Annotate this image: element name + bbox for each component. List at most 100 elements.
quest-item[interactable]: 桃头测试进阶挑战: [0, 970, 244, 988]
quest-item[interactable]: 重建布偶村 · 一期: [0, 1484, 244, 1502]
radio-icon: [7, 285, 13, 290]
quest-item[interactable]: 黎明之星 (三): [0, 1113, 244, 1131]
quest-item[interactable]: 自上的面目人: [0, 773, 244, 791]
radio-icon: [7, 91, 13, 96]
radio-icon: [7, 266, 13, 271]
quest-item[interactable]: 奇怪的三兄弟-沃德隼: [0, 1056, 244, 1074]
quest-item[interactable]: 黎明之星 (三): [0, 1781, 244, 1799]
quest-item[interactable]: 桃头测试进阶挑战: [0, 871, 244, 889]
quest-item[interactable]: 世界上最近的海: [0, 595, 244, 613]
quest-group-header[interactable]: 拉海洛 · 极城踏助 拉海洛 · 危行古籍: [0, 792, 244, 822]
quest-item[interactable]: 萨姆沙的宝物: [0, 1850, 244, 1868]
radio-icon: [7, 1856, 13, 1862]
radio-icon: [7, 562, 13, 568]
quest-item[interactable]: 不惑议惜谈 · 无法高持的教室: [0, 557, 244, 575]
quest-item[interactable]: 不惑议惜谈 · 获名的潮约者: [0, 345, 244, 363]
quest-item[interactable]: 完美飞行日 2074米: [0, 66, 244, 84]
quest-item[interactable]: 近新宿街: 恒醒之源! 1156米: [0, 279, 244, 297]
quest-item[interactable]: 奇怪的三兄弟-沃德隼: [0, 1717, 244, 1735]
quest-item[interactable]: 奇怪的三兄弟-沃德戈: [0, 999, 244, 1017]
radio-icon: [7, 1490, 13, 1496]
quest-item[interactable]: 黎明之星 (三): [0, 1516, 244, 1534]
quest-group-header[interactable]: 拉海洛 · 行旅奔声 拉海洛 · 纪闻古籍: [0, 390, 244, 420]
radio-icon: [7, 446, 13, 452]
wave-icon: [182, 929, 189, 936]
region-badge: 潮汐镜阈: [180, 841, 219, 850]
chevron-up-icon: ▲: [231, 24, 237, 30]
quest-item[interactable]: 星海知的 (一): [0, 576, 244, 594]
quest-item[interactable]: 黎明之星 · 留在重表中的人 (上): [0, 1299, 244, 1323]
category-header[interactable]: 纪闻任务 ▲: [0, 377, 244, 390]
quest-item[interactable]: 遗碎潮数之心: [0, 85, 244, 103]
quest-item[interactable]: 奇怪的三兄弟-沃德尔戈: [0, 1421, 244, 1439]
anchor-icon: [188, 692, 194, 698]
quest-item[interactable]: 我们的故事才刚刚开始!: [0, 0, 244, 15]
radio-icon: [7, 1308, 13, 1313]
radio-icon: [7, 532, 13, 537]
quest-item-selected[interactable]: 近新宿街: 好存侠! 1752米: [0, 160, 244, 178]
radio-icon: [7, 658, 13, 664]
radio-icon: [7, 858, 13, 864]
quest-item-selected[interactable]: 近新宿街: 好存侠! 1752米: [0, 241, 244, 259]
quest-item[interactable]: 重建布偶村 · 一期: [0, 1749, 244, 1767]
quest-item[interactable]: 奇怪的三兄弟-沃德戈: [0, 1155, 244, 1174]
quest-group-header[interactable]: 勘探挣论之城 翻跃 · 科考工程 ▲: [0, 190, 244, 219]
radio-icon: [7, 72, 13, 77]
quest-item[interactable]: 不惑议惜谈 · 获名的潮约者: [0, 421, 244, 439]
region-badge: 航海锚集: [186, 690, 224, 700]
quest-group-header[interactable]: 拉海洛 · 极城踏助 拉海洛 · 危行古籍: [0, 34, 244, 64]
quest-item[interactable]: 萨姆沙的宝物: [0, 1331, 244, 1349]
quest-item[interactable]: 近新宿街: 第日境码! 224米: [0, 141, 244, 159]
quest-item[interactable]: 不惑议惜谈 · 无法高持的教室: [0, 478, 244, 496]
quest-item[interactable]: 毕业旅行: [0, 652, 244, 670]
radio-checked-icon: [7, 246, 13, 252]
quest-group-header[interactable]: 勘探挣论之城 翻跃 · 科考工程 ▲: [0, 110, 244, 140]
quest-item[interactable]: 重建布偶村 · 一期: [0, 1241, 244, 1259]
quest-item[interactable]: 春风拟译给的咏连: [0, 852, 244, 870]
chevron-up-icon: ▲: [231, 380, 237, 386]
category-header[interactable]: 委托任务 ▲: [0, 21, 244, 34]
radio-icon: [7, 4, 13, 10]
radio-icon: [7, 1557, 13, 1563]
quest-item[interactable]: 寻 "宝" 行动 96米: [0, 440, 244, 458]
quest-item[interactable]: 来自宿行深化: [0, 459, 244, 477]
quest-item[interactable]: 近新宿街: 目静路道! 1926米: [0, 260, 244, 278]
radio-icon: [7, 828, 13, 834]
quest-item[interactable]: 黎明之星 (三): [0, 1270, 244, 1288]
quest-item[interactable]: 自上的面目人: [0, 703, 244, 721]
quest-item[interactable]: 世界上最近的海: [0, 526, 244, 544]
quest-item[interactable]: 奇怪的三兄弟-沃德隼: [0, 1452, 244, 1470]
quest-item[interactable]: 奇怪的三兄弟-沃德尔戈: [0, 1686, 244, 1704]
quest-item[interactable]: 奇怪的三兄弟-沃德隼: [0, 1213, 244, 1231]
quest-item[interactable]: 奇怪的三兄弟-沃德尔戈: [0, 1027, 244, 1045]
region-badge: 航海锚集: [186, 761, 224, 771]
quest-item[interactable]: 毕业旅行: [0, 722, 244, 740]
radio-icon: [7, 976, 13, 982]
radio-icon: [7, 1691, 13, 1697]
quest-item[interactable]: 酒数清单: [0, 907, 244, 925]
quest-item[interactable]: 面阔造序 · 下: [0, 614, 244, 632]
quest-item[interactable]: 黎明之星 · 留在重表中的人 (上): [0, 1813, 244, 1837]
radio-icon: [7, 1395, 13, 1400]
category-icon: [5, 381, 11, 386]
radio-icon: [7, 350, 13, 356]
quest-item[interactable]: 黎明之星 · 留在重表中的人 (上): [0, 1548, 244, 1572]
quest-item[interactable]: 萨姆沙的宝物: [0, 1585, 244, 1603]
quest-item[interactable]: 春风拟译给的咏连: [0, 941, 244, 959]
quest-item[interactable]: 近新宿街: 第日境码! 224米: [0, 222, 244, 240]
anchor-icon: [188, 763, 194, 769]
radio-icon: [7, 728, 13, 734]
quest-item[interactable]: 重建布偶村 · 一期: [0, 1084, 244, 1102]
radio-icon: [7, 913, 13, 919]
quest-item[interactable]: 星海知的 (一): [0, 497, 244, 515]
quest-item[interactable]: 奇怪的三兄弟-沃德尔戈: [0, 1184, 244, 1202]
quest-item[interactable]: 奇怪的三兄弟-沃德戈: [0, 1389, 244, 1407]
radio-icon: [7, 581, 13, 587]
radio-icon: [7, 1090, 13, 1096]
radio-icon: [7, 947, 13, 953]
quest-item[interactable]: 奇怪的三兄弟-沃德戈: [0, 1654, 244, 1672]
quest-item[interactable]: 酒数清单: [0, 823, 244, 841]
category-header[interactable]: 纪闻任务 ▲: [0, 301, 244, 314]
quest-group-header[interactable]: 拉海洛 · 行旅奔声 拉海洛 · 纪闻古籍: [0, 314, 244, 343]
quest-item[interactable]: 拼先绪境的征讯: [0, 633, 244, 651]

┄┄┄┄┄┄┄┄┄┄┄┄┄┄┄┄┄┄┄┄

§ WHAT NEEDS TO BE DONE
Rename "radio-icon" to "radio-button" throughout all the items above, and reproduce their lines with nothing else altered.

§ SOLVED PROBLEM
Annotate this image: element name + bbox for each component. List at most 100 elements.
quest-item[interactable]: 桃头测试进阶挑战: [0, 970, 244, 988]
quest-item[interactable]: 重建布偶村 · 一期: [0, 1484, 244, 1502]
radio-button: [7, 285, 13, 290]
quest-item[interactable]: 黎明之星 (三): [0, 1113, 244, 1131]
quest-item[interactable]: 自上的面目人: [0, 773, 244, 791]
radio-button: [7, 91, 13, 96]
radio-button: [7, 266, 13, 271]
quest-item[interactable]: 奇怪的三兄弟-沃德隼: [0, 1056, 244, 1074]
quest-item[interactable]: 黎明之星 (三): [0, 1781, 244, 1799]
quest-item[interactable]: 桃头测试进阶挑战: [0, 871, 244, 889]
quest-item[interactable]: 世界上最近的海: [0, 595, 244, 613]
quest-group-header[interactable]: 拉海洛 · 极城踏助 拉海洛 · 危行古籍: [0, 792, 244, 822]
quest-item[interactable]: 萨姆沙的宝物: [0, 1850, 244, 1868]
radio-button: [7, 1856, 13, 1862]
radio-button: [7, 562, 13, 568]
quest-item[interactable]: 不惑议惜谈 · 无法高持的教室: [0, 557, 244, 575]
quest-item[interactable]: 不惑议惜谈 · 获名的潮约者: [0, 345, 244, 363]
quest-item[interactable]: 完美飞行日 2074米: [0, 66, 244, 84]
quest-item[interactable]: 近新宿街: 恒醒之源! 1156米: [0, 279, 244, 297]
quest-item[interactable]: 奇怪的三兄弟-沃德隼: [0, 1717, 244, 1735]
quest-item[interactable]: 奇怪的三兄弟-沃德戈: [0, 999, 244, 1017]
radio-button: [7, 1490, 13, 1496]
quest-item[interactable]: 黎明之星 (三): [0, 1516, 244, 1534]
quest-group-header[interactable]: 拉海洛 · 行旅奔声 拉海洛 · 纪闻古籍: [0, 390, 244, 420]
radio-button: [7, 446, 13, 452]
wave-icon: [182, 929, 189, 936]
region-badge: 潮汐镜阈: [180, 841, 219, 850]
chevron-up-icon: ▲: [231, 24, 237, 30]
quest-item[interactable]: 星海知的 (一): [0, 576, 244, 594]
quest-item[interactable]: 黎明之星 · 留在重表中的人 (上): [0, 1299, 244, 1323]
category-header[interactable]: 纪闻任务 ▲: [0, 377, 244, 390]
quest-item[interactable]: 遗碎潮数之心: [0, 85, 244, 103]
quest-item[interactable]: 奇怪的三兄弟-沃德尔戈: [0, 1421, 244, 1439]
anchor-icon: [188, 692, 194, 698]
quest-item[interactable]: 我们的故事才刚刚开始!: [0, 0, 244, 15]
radio-button: [7, 1308, 13, 1313]
radio-button: [7, 532, 13, 537]
quest-item-selected[interactable]: 近新宿街: 好存侠! 1752米: [0, 160, 244, 178]
radio-button: [7, 658, 13, 664]
radio-button: [7, 858, 13, 864]
quest-item-selected[interactable]: 近新宿街: 好存侠! 1752米: [0, 241, 244, 259]
quest-item[interactable]: 重建布偶村 · 一期: [0, 1749, 244, 1767]
quest-item[interactable]: 奇怪的三兄弟-沃德戈: [0, 1155, 244, 1174]
quest-group-header[interactable]: 勘探挣论之城 翻跃 · 科考工程 ▲: [0, 190, 244, 219]
radio-button: [7, 72, 13, 77]
quest-item[interactable]: 不惑议惜谈 · 获名的潮约者: [0, 421, 244, 439]
region-badge: 航海锚集: [186, 690, 224, 700]
quest-group-header[interactable]: 拉海洛 · 极城踏助 拉海洛 · 危行古籍: [0, 34, 244, 64]
quest-item[interactable]: 萨姆沙的宝物: [0, 1331, 244, 1349]
quest-item[interactable]: 近新宿街: 第日境码! 224米: [0, 141, 244, 159]
quest-item[interactable]: 不惑议惜谈 · 无法高持的教室: [0, 478, 244, 496]
quest-item[interactable]: 毕业旅行: [0, 652, 244, 670]
radio-checked-icon: [7, 246, 13, 252]
quest-group-header[interactable]: 勘探挣论之城 翻跃 · 科考工程 ▲: [0, 110, 244, 140]
quest-item[interactable]: 重建布偶村 · 一期: [0, 1241, 244, 1259]
quest-item[interactable]: 春风拟译给的咏连: [0, 852, 244, 870]
chevron-up-icon: ▲: [231, 380, 237, 386]
category-header[interactable]: 委托任务 ▲: [0, 21, 244, 34]
radio-button: [7, 4, 13, 10]
radio-button: [7, 1557, 13, 1563]
quest-item[interactable]: 寻 "宝" 行动 96米: [0, 440, 244, 458]
quest-item[interactable]: 来自宿行深化: [0, 459, 244, 477]
quest-item[interactable]: 近新宿街: 目静路道! 1926米: [0, 260, 244, 278]
radio-button: [7, 828, 13, 834]
quest-item[interactable]: 黎明之星 (三): [0, 1270, 244, 1288]
quest-item[interactable]: 自上的面目人: [0, 703, 244, 721]
quest-item[interactable]: 世界上最近的海: [0, 526, 244, 544]
quest-item[interactable]: 奇怪的三兄弟-沃德隼: [0, 1452, 244, 1470]
quest-item[interactable]: 奇怪的三兄弟-沃德尔戈: [0, 1686, 244, 1704]
quest-item[interactable]: 奇怪的三兄弟-沃德隼: [0, 1213, 244, 1231]
quest-item[interactable]: 奇怪的三兄弟-沃德尔戈: [0, 1027, 244, 1045]
region-badge: 航海锚集: [186, 761, 224, 771]
quest-item[interactable]: 毕业旅行: [0, 722, 244, 740]
radio-button: [7, 976, 13, 982]
radio-button: [7, 1691, 13, 1697]
quest-item[interactable]: 酒数清单: [0, 907, 244, 925]
quest-item[interactable]: 面阔造序 · 下: [0, 614, 244, 632]
quest-item[interactable]: 黎明之星 · 留在重表中的人 (上): [0, 1813, 244, 1837]
radio-button: [7, 1395, 13, 1400]
category-icon: [5, 381, 11, 386]
radio-button: [7, 350, 13, 356]
quest-item[interactable]: 黎明之星 · 留在重表中的人 (上): [0, 1548, 244, 1572]
quest-item[interactable]: 萨姆沙的宝物: [0, 1585, 244, 1603]
quest-item[interactable]: 春风拟译给的咏连: [0, 941, 244, 959]
quest-item[interactable]: 近新宿街: 第日境码! 224米: [0, 222, 244, 240]
anchor-icon: [188, 763, 194, 769]
radio-button: [7, 728, 13, 734]
quest-item[interactable]: 重建布偶村 · 一期: [0, 1084, 244, 1102]
radio-button: [7, 913, 13, 919]
quest-item[interactable]: 星海知的 (一): [0, 497, 244, 515]
quest-item[interactable]: 奇怪的三兄弟-沃德尔戈: [0, 1184, 244, 1202]
quest-item[interactable]: 奇怪的三兄弟-沃德戈: [0, 1389, 244, 1407]
radio-button: [7, 581, 13, 587]
radio-button: [7, 1090, 13, 1096]
radio-button: [7, 947, 13, 953]
quest-item[interactable]: 奇怪的三兄弟-沃德戈: [0, 1654, 244, 1672]
quest-item[interactable]: 酒数清单: [0, 823, 244, 841]
category-header[interactable]: 纪闻任务 ▲: [0, 301, 244, 314]
quest-group-header[interactable]: 拉海洛 · 行旅奔声 拉海洛 · 纪闻古籍: [0, 314, 244, 343]
quest-item[interactable]: 拼先绪境的征讯: [0, 633, 244, 651]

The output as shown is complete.